**Instructions to follow:**
Set down every record once more, exactly as given.

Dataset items
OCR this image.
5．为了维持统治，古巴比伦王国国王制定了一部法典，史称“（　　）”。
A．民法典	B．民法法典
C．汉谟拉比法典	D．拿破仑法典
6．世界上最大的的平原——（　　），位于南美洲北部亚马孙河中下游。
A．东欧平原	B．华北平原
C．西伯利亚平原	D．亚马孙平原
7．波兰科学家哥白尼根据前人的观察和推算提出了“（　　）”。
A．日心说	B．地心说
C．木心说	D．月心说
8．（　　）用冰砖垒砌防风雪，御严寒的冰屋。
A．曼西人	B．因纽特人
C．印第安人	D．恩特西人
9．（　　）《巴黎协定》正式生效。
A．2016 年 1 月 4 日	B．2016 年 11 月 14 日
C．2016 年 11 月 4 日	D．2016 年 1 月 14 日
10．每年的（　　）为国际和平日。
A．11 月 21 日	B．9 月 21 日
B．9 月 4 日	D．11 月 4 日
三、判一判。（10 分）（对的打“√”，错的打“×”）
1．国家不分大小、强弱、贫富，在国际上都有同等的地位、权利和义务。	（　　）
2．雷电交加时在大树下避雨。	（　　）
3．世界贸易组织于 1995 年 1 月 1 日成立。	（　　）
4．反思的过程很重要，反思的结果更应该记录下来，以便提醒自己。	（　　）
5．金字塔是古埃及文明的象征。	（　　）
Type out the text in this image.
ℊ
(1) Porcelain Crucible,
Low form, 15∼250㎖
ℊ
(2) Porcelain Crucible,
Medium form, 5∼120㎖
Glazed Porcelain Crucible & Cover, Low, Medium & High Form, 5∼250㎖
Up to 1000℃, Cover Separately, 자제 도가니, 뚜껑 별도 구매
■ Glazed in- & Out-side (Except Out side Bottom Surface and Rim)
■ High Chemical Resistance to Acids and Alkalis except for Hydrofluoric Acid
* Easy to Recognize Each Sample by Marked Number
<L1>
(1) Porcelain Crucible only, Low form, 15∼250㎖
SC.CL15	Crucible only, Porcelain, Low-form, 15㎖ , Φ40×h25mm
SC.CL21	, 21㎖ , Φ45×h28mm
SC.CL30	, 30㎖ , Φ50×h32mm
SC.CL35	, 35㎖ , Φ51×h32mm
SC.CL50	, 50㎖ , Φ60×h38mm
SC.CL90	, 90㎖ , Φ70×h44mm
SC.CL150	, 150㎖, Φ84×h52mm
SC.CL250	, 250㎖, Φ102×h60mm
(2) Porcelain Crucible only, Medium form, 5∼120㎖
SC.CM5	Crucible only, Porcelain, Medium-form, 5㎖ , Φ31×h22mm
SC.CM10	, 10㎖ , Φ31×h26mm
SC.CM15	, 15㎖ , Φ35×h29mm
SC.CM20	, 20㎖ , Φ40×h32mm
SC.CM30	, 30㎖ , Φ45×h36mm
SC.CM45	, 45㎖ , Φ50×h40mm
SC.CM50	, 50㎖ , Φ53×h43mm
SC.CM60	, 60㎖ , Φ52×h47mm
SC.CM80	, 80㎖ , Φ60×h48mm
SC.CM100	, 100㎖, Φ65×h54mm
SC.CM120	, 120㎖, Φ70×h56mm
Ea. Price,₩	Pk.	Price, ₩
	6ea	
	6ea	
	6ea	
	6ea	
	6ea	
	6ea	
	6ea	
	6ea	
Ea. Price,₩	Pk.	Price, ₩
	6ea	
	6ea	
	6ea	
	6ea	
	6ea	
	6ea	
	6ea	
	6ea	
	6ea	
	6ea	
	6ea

**Output for this task:**
OCR this image.
5．为了维持统治，古巴比伦王国国王制定了一部法典，史称“（　　）”。
A．民法典	B．民法法典
C．汉谟拉比法典	D．拿破仑法典
6．世界上最大的的平原——（　　），位于南美洲北部亚马孙河中下游。
A．东欧平原	B．华北平原
C．西伯利亚平原	D．亚马孙平原
7．波兰科学家哥白尼根据前人的观察和推算提出了“（　　）”。
A．日心说	B．地心说
C．木心说	D．月心说
8．（　　）用冰砖垒砌防风雪，御严寒的冰屋。
A．曼西人	B．因纽特人
C．印第安人	D．恩特西人
9．（　　）《巴黎协定》正式生效。
A．2016 年 1 月 4 日	B．2016 年 11 月 14 日
C．2016 年 11 月 4 日	D．2016 年 1 月 14 日
10．每年的（　　）为国际和平日。
A．11 月 21 日	B．9 月 21 日
B．9 月 4 日	D．11 月 4 日
三、判一判。（10 分）（对的打“√”，错的打“×”）
1．国家不分大小、强弱、贫富，在国际上都有同等的地位、权利和义务。	（　　）
2．雷电交加时在大树下避雨。	（　　）
3．世界贸易组织于 1995 年 1 月 1 日成立。	（　　）
4．反思的过程很重要，反思的结果更应该记录下来，以便提醒自己。	（　　）
5．金字塔是古埃及文明的象征。	（　　）
Type out the text in this image.
ℊ
(1) Porcelain Crucible,
Low form, 15∼250㎖
ℊ
(2) Porcelain Crucible,
Medium form, 5∼120㎖
Glazed Porcelain Crucible & Cover, Low, Medium & High Form, 5∼250㎖
Up to 1000℃, Cover Separately, 자제 도가니, 뚜껑 별도 구매
■ Glazed in- & Out-side (Except Out side Bottom Surface and Rim)
■ High Chemical Resistance to Acids and Alkalis except for Hydrofluoric Acid
* Easy to Recognize Each Sample by Marked Number
<L1>
(1) Porcelain Crucible only, Low form, 15∼250㎖
SC.CL15	Crucible only, Porcelain, Low-form, 15㎖ , Φ40×h25mm
SC.CL21	, 21㎖ , Φ45×h28mm
SC.CL30	, 30㎖ , Φ50×h32mm
SC.CL35	, 35㎖ , Φ51×h32mm
SC.CL50	, 50㎖ , Φ60×h38mm
SC.CL90	, 90㎖ , Φ70×h44mm
SC.CL150	, 150㎖, Φ84×h52mm
SC.CL250	, 250㎖, Φ102×h60mm
(2) Porcelain Crucible only, Medium form, 5∼120㎖
SC.CM5	Crucible only, Porcelain, Medium-form, 5㎖ , Φ31×h22mm
SC.CM10	, 10㎖ , Φ31×h26mm
SC.CM15	, 15㎖ , Φ35×h29mm
SC.CM20	, 20㎖ , Φ40×h32mm
SC.CM30	, 30㎖ , Φ45×h36mm
SC.CM45	, 45㎖ , Φ50×h40mm
SC.CM50	, 50㎖ , Φ53×h43mm
SC.CM60	, 60㎖ , Φ52×h47mm
SC.CM80	, 80㎖ , Φ60×h48mm
SC.CM100	, 100㎖, Φ65×h54mm
SC.CM120	, 120㎖, Φ70×h56mm
Ea. Price,₩	Pk.	Price, ₩
	6ea	
	6ea	
	6ea	
	6ea	
	6ea	
	6ea	
	6ea	
	6ea	
Ea. Price,₩	Pk.	Price, ₩
	6ea	
	6ea	
	6ea	
	6ea	
	6ea	
	6ea	
	6ea	
	6ea	
	6ea	
	6ea	
	6ea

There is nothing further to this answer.